Write every entry out again exactly, please, and skip the pictures.

--- Records supplied ---
━━━━━━━━━━

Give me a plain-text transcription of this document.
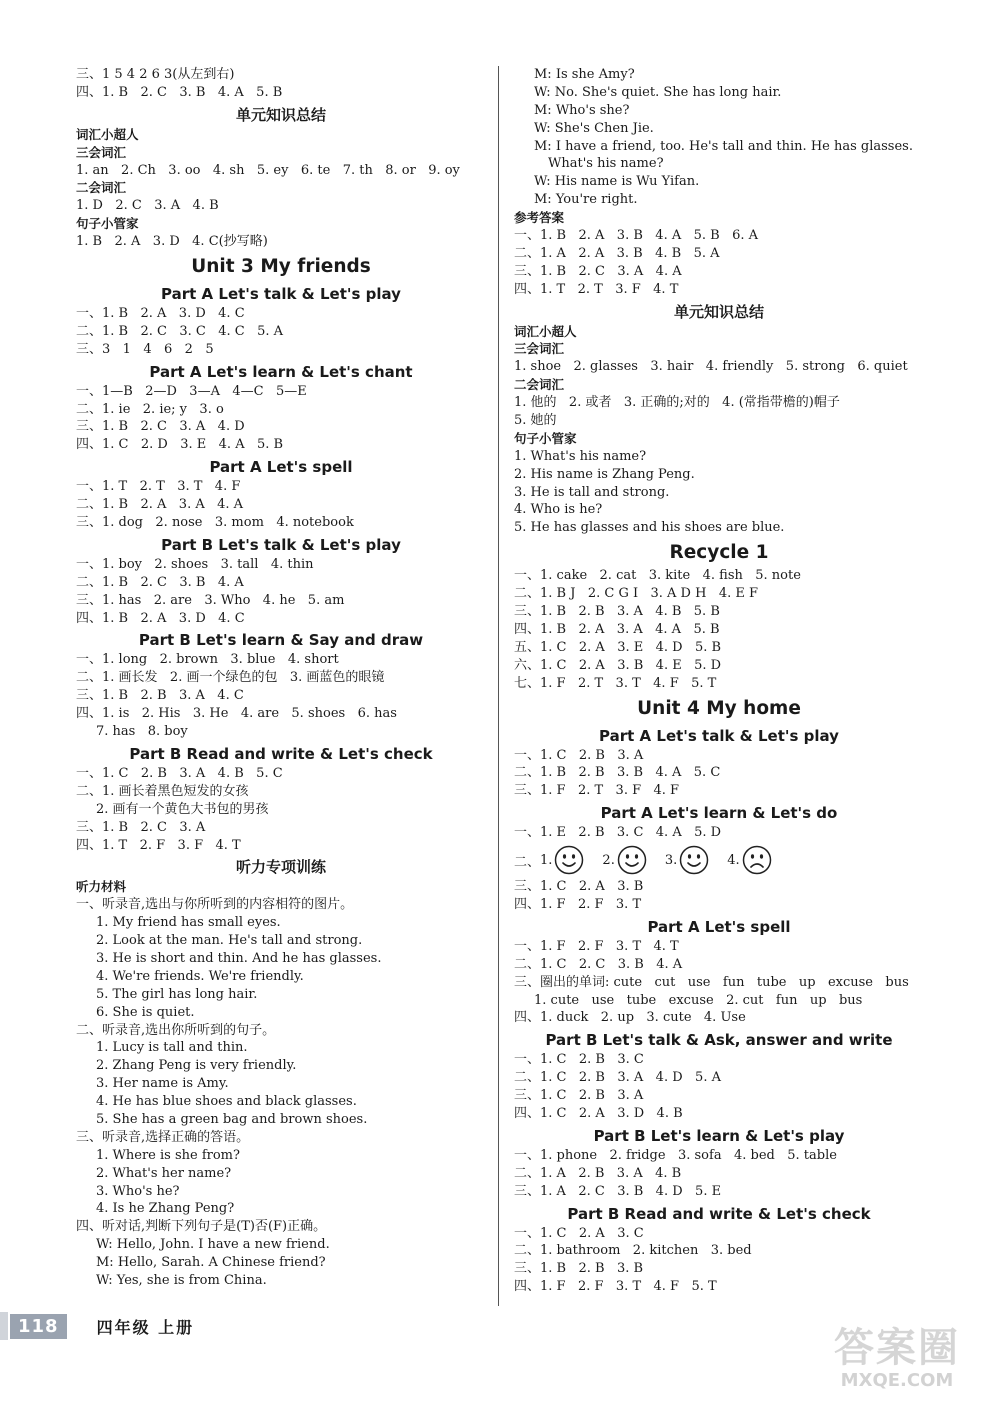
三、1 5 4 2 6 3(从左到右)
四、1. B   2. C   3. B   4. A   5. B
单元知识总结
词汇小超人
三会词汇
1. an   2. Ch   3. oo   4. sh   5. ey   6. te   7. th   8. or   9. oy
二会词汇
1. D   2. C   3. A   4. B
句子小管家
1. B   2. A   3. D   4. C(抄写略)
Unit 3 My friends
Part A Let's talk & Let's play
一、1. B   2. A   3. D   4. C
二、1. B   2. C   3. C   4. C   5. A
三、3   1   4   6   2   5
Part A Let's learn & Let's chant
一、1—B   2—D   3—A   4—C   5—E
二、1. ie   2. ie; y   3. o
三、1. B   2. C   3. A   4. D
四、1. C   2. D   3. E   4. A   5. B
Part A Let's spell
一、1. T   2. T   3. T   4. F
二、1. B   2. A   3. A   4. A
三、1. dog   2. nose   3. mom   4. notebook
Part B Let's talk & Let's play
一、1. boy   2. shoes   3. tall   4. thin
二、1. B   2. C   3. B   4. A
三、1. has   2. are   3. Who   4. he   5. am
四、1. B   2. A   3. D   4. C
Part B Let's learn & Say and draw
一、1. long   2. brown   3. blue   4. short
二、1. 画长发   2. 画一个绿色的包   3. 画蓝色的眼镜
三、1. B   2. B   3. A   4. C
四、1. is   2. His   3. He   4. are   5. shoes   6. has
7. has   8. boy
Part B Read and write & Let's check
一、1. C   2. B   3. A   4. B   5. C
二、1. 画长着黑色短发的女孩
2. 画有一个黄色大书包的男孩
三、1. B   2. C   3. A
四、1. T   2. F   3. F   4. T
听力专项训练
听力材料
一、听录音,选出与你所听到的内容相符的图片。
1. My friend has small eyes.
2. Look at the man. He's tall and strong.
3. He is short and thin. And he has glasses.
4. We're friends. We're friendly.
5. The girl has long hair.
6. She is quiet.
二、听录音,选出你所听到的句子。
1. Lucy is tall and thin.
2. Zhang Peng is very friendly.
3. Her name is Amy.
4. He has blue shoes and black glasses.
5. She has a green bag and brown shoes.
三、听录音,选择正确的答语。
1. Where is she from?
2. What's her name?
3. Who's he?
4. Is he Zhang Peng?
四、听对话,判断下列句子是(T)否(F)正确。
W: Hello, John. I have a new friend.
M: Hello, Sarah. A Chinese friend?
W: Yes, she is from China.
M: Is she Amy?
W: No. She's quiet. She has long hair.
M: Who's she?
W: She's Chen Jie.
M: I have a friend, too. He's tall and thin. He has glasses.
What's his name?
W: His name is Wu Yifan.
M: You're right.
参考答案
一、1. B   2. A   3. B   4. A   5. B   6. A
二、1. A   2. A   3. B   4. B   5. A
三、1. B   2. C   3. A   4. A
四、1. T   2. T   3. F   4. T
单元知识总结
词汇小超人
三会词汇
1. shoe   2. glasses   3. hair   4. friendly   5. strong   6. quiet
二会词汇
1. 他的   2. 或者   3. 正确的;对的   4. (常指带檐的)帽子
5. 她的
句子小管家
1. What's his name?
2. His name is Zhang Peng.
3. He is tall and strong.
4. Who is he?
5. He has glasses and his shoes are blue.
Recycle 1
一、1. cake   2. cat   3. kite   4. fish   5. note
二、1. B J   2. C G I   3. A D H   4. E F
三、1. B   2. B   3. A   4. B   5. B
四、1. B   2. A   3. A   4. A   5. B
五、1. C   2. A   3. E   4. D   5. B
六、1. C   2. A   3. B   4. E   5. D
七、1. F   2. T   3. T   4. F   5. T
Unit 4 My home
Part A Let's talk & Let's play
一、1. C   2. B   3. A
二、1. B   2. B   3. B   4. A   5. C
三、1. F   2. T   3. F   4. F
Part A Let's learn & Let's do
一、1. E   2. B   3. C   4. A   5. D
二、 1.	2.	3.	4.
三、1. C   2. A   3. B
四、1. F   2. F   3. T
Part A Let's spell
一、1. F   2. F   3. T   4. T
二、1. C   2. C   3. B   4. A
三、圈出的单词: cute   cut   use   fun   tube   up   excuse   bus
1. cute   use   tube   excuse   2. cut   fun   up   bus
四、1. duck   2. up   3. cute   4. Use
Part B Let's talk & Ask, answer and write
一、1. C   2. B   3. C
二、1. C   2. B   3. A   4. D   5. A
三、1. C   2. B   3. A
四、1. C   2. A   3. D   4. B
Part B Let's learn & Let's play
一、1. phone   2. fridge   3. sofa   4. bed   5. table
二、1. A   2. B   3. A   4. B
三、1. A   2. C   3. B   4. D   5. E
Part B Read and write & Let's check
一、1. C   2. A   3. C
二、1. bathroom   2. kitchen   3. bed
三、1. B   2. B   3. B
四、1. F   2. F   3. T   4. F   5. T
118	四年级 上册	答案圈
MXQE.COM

━━━━━━━━━━

--- Written response ---
Give me a plain-text transcription of this document.
三、1 5 4 2 6 3(从左到右)
四、1. B   2. C   3. B   4. A   5. B
单元知识总结
词汇小超人
三会词汇
1. an   2. Ch   3. oo   4. sh   5. ey   6. te   7. th   8. or   9. oy
二会词汇
1. D   2. C   3. A   4. B
句子小管家
1. B   2. A   3. D   4. C(抄写略)
Unit 3 My friends
Part A Let's talk & Let's play
一、1. B   2. A   3. D   4. C
二、1. B   2. C   3. C   4. C   5. A
三、3   1   4   6   2   5
Part A Let's learn & Let's chant
一、1—B   2—D   3—A   4—C   5—E
二、1. ie   2. ie; y   3. o
三、1. B   2. C   3. A   4. D
四、1. C   2. D   3. E   4. A   5. B
Part A Let's spell
一、1. T   2. T   3. T   4. F
二、1. B   2. A   3. A   4. A
三、1. dog   2. nose   3. mom   4. notebook
Part B Let's talk & Let's play
一、1. boy   2. shoes   3. tall   4. thin
二、1. B   2. C   3. B   4. A
三、1. has   2. are   3. Who   4. he   5. am
四、1. B   2. A   3. D   4. C
Part B Let's learn & Say and draw
一、1. long   2. brown   3. blue   4. short
二、1. 画长发   2. 画一个绿色的包   3. 画蓝色的眼镜
三、1. B   2. B   3. A   4. C
四、1. is   2. His   3. He   4. are   5. shoes   6. has
7. has   8. boy
Part B Read and write & Let's check
一、1. C   2. B   3. A   4. B   5. C
二、1. 画长着黑色短发的女孩
2. 画有一个黄色大书包的男孩
三、1. B   2. C   3. A
四、1. T   2. F   3. F   4. T
听力专项训练
听力材料
一、听录音,选出与你所听到的内容相符的图片。
1. My friend has small eyes.
2. Look at the man. He's tall and strong.
3. He is short and thin. And he has glasses.
4. We're friends. We're friendly.
5. The girl has long hair.
6. She is quiet.
二、听录音,选出你所听到的句子。
1. Lucy is tall and thin.
2. Zhang Peng is very friendly.
3. Her name is Amy.
4. He has blue shoes and black glasses.
5. She has a green bag and brown shoes.
三、听录音,选择正确的答语。
1. Where is she from?
2. What's her name?
3. Who's he?
4. Is he Zhang Peng?
四、听对话,判断下列句子是(T)否(F)正确。
W: Hello, John. I have a new friend.
M: Hello, Sarah. A Chinese friend?
W: Yes, she is from China.
M: Is she Amy?
W: No. She's quiet. She has long hair.
M: Who's she?
W: She's Chen Jie.
M: I have a friend, too. He's tall and thin. He has glasses.
What's his name?
W: His name is Wu Yifan.
M: You're right.
参考答案
一、1. B   2. A   3. B   4. A   5. B   6. A
二、1. A   2. A   3. B   4. B   5. A
三、1. B   2. C   3. A   4. A
四、1. T   2. T   3. F   4. T
单元知识总结
词汇小超人
三会词汇
1. shoe   2. glasses   3. hair   4. friendly   5. strong   6. quiet
二会词汇
1. 他的   2. 或者   3. 正确的;对的   4. (常指带檐的)帽子
5. 她的
句子小管家
1. What's his name?
2. His name is Zhang Peng.
3. He is tall and strong.
4. Who is he?
5. He has glasses and his shoes are blue.
Recycle 1
一、1. cake   2. cat   3. kite   4. fish   5. note
二、1. B J   2. C G I   3. A D H   4. E F
三、1. B   2. B   3. A   4. B   5. B
四、1. B   2. A   3. A   4. A   5. B
五、1. C   2. A   3. E   4. D   5. B
六、1. C   2. A   3. B   4. E   5. D
七、1. F   2. T   3. T   4. F   5. T
Unit 4 My home
Part A Let's talk & Let's play
一、1. C   2. B   3. A
二、1. B   2. B   3. B   4. A   5. C
三、1. F   2. T   3. F   4. F
Part A Let's learn & Let's do
一、1. E   2. B   3. C   4. A   5. D
二、 1.	2.	3.	4.
三、1. C   2. A   3. B
四、1. F   2. F   3. T
Part A Let's spell
一、1. F   2. F   3. T   4. T
二、1. C   2. C   3. B   4. A
三、圈出的单词: cute   cut   use   fun   tube   up   excuse   bus
1. cute   use   tube   excuse   2. cut   fun   up   bus
四、1. duck   2. up   3. cute   4. Use
Part B Let's talk & Ask, answer and write
一、1. C   2. B   3. C
二、1. C   2. B   3. A   4. D   5. A
三、1. C   2. B   3. A
四、1. C   2. A   3. D   4. B
Part B Let's learn & Let's play
一、1. phone   2. fridge   3. sofa   4. bed   5. table
二、1. A   2. B   3. A   4. B
三、1. A   2. C   3. B   4. D   5. E
Part B Read and write & Let's check
一、1. C   2. A   3. C
二、1. bathroom   2. kitchen   3. bed
三、1. B   2. B   3. B
四、1. F   2. F   3. T   4. F   5. T
118	四年级 上册	答案圈
MXQE.COM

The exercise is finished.